_Figure data in JSON_
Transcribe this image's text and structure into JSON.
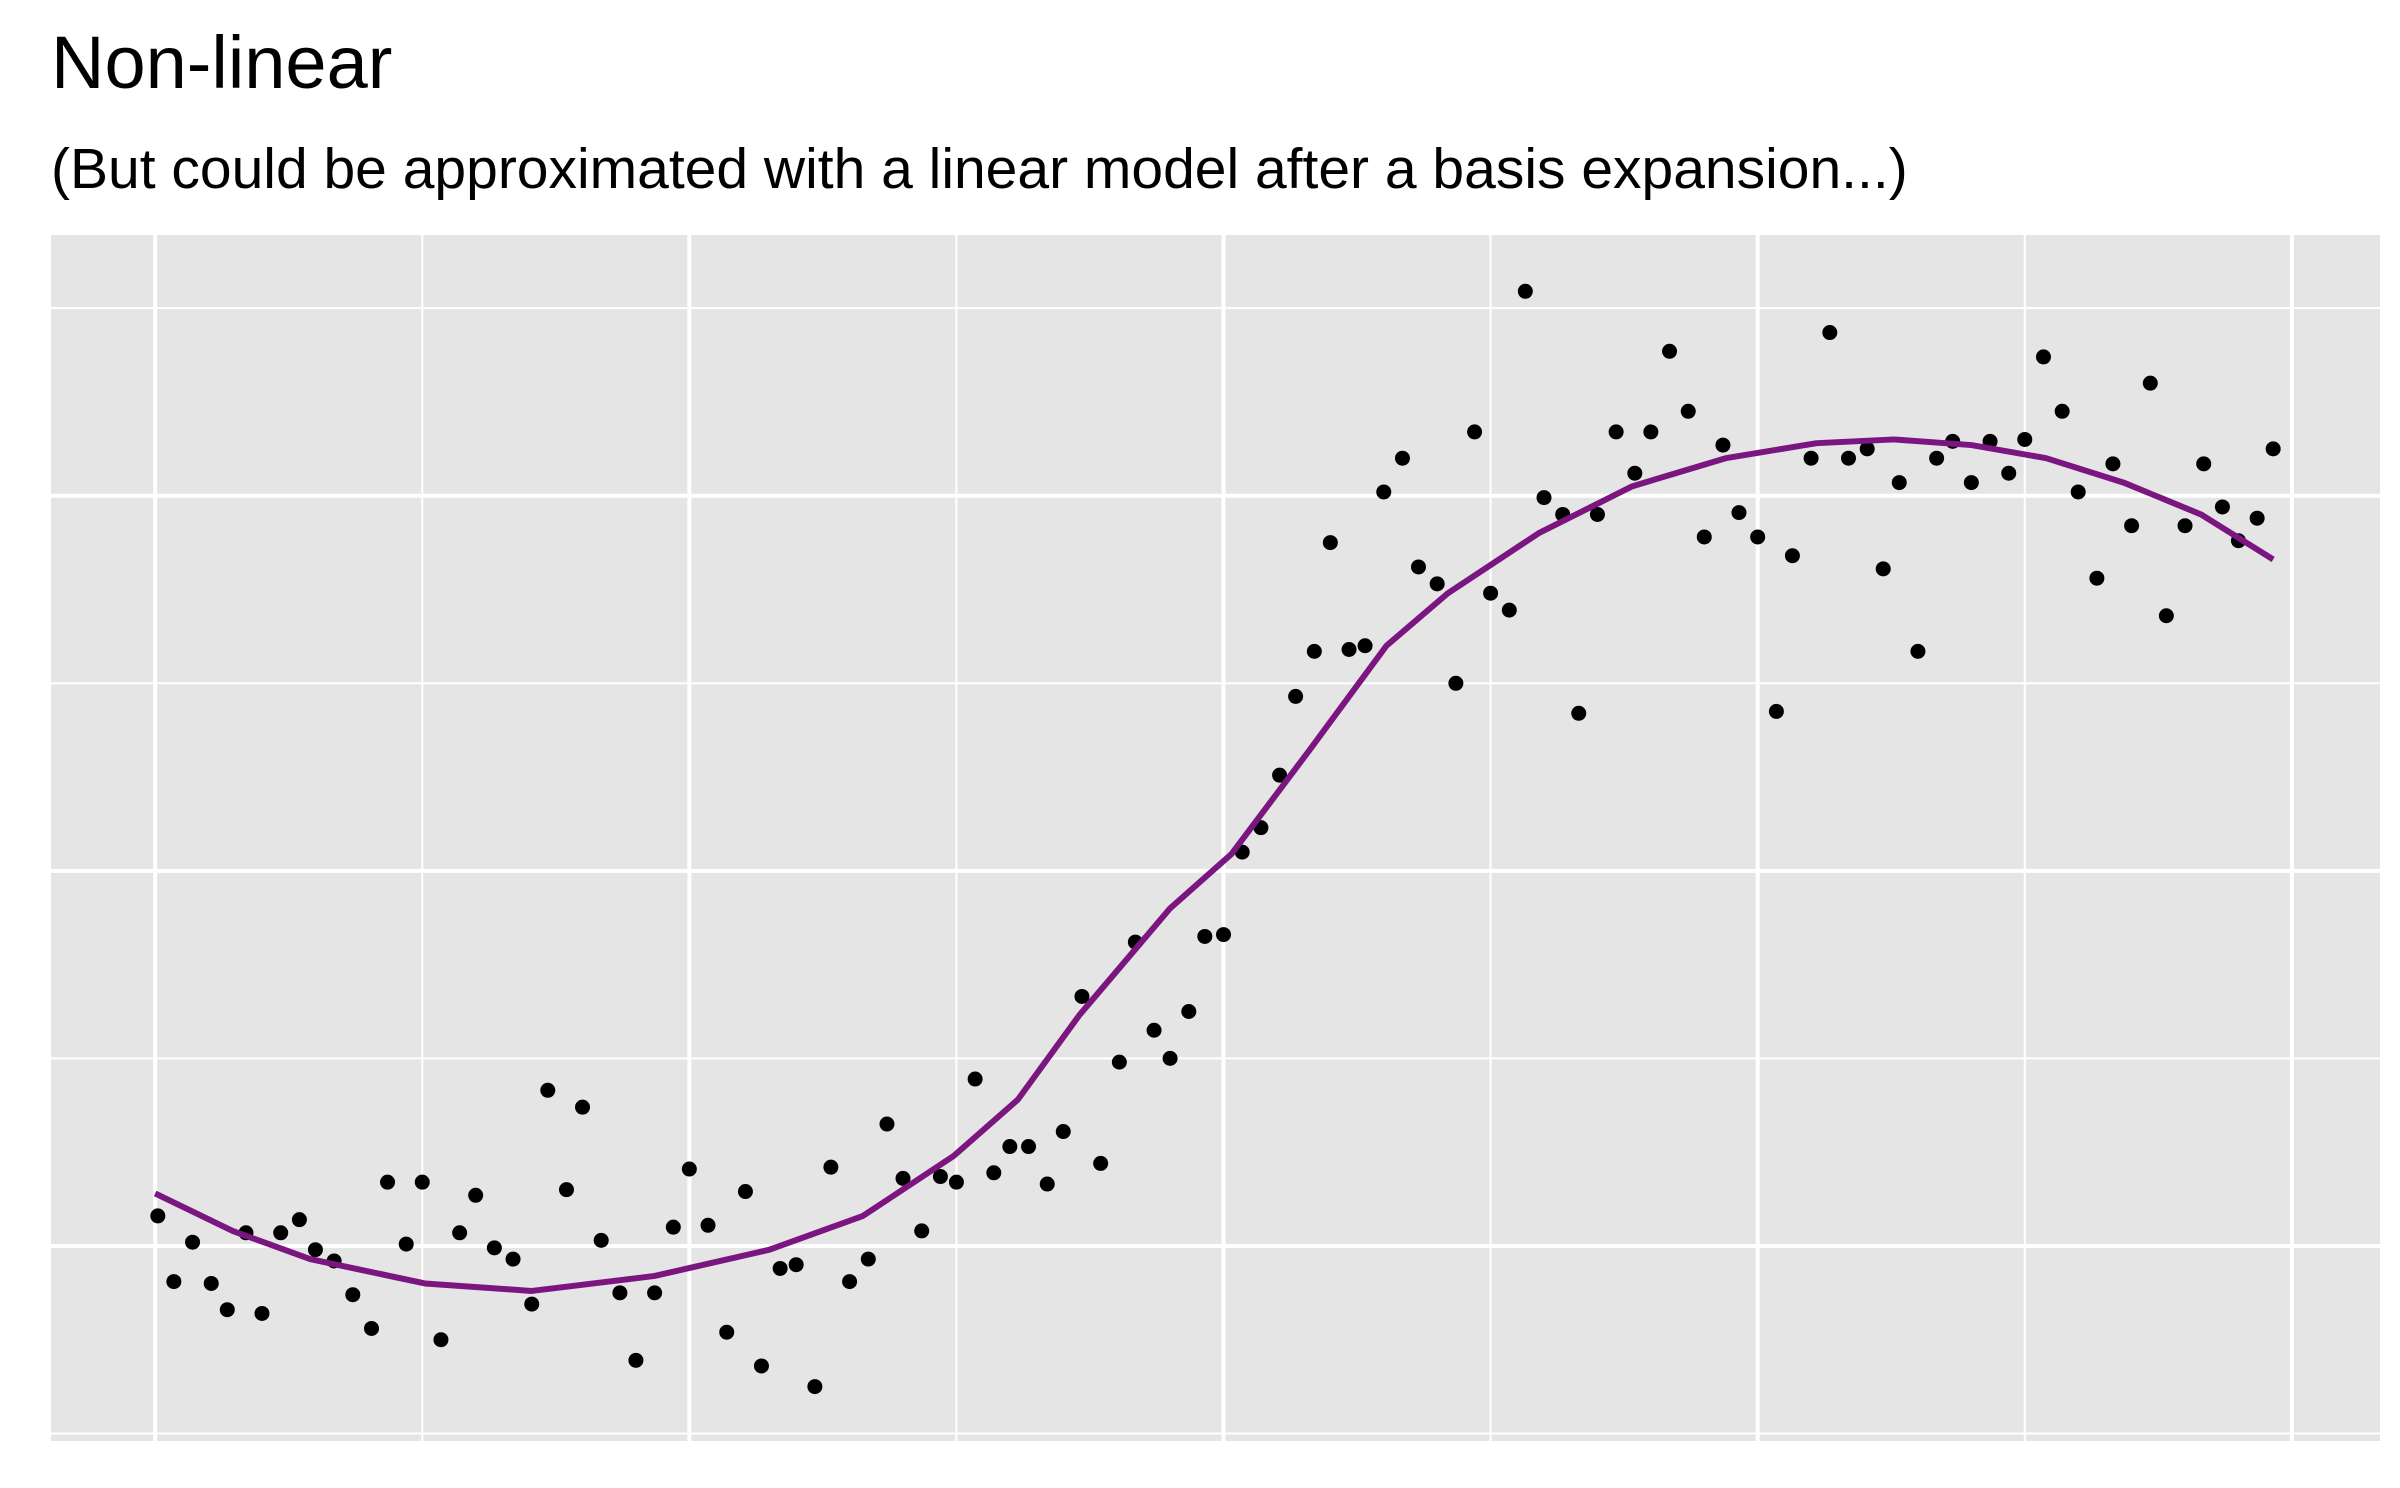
{
  "chart_data": {
    "type": "scatter",
    "title": "Non-linear",
    "subtitle": "(But could be approximated with a linear model after a basis expansion...)",
    "x": [
      0.01,
      0.07,
      0.14,
      0.21,
      0.27,
      0.34,
      0.4,
      0.47,
      0.54,
      0.6,
      0.67,
      0.74,
      0.81,
      0.87,
      0.94,
      1.0,
      1.07,
      1.14,
      1.2,
      1.27,
      1.34,
      1.41,
      1.47,
      1.54,
      1.6,
      1.67,
      1.74,
      1.8,
      1.87,
      1.94,
      2.0,
      2.07,
      2.14,
      2.21,
      2.27,
      2.34,
      2.4,
      2.47,
      2.53,
      2.6,
      2.67,
      2.74,
      2.8,
      2.87,
      2.94,
      3.0,
      3.07,
      3.14,
      3.2,
      3.27,
      3.34,
      3.4,
      3.47,
      3.54,
      3.61,
      3.67,
      3.74,
      3.8,
      3.87,
      3.93,
      4.0,
      4.07,
      4.14,
      4.21,
      4.27,
      4.34,
      4.4,
      4.47,
      4.53,
      4.6,
      4.67,
      4.73,
      4.8,
      4.87,
      4.94,
      5.0,
      5.07,
      5.13,
      5.2,
      5.27,
      5.33,
      5.4,
      5.47,
      5.54,
      5.6,
      5.67,
      5.74,
      5.8,
      5.87,
      5.93,
      6.0,
      6.07,
      6.13,
      6.2,
      6.27,
      6.34,
      6.41,
      6.47,
      6.53,
      6.6,
      6.67,
      6.73,
      6.8,
      6.87,
      6.94,
      7.0,
      7.07,
      7.14,
      7.2,
      7.27,
      7.33,
      7.4,
      7.47,
      7.53,
      7.6,
      7.67,
      7.74,
      7.8,
      7.87,
      7.93
    ],
    "values": [
      1.16,
      0.81,
      1.02,
      0.8,
      0.66,
      1.07,
      0.64,
      1.07,
      1.14,
      0.98,
      0.92,
      0.74,
      0.56,
      1.34,
      1.01,
      1.34,
      0.5,
      1.07,
      1.27,
      0.99,
      0.93,
      0.69,
      1.83,
      1.3,
      1.74,
      1.03,
      0.75,
      0.39,
      0.75,
      1.1,
      1.41,
      1.11,
      0.54,
      1.29,
      0.36,
      0.88,
      0.9,
      0.25,
      1.42,
      0.81,
      0.93,
      1.65,
      1.36,
      1.08,
      1.37,
      1.34,
      1.89,
      1.39,
      1.53,
      1.53,
      1.33,
      1.61,
      2.33,
      1.44,
      1.98,
      2.62,
      2.15,
      2.0,
      2.25,
      2.65,
      2.66,
      3.1,
      3.23,
      3.51,
      3.93,
      4.17,
      4.75,
      4.18,
      4.2,
      5.02,
      5.2,
      4.62,
      4.53,
      4.0,
      5.34,
      4.48,
      4.39,
      6.09,
      4.99,
      4.9,
      3.84,
      4.9,
      5.34,
      5.12,
      5.34,
      5.77,
      5.45,
      4.78,
      5.27,
      4.91,
      4.78,
      3.85,
      4.68,
      5.2,
      5.87,
      5.2,
      5.25,
      4.61,
      5.07,
      4.17,
      5.2,
      5.29,
      5.07,
      5.29,
      5.12,
      5.3,
      5.74,
      5.45,
      5.02,
      4.56,
      5.17,
      4.84,
      5.6,
      4.36,
      4.84,
      5.17,
      4.94,
      4.76,
      4.88,
      5.25
    ],
    "color": "#000000",
    "line": {
      "x": [
        0,
        0.29,
        0.58,
        1.01,
        1.41,
        1.87,
        2.3,
        2.65,
        2.99,
        3.23,
        3.46,
        3.8,
        4.03,
        4.32,
        4.61,
        4.84,
        5.18,
        5.53,
        5.88,
        6.22,
        6.51,
        6.8,
        7.08,
        7.37,
        7.66,
        7.93
      ],
      "values": [
        1.28,
        1.08,
        0.93,
        0.8,
        0.76,
        0.84,
        0.98,
        1.16,
        1.48,
        1.78,
        2.23,
        2.8,
        3.09,
        3.64,
        4.2,
        4.48,
        4.8,
        5.05,
        5.2,
        5.28,
        5.3,
        5.27,
        5.2,
        5.07,
        4.9,
        4.66
      ],
      "color": "#7b1680"
    },
    "xlim": [
      -0.39,
      8.33
    ],
    "ylim": [
      -0.04,
      6.39
    ],
    "xticks": [
      0,
      1,
      2,
      3,
      4,
      5,
      6,
      7,
      8
    ],
    "yticks": [
      0,
      1,
      2,
      3,
      4,
      5,
      6
    ],
    "grid": true
  }
}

_Short exercise_
State how many lines in the records above contain the word "linear", and give only that number.

_Response below_
2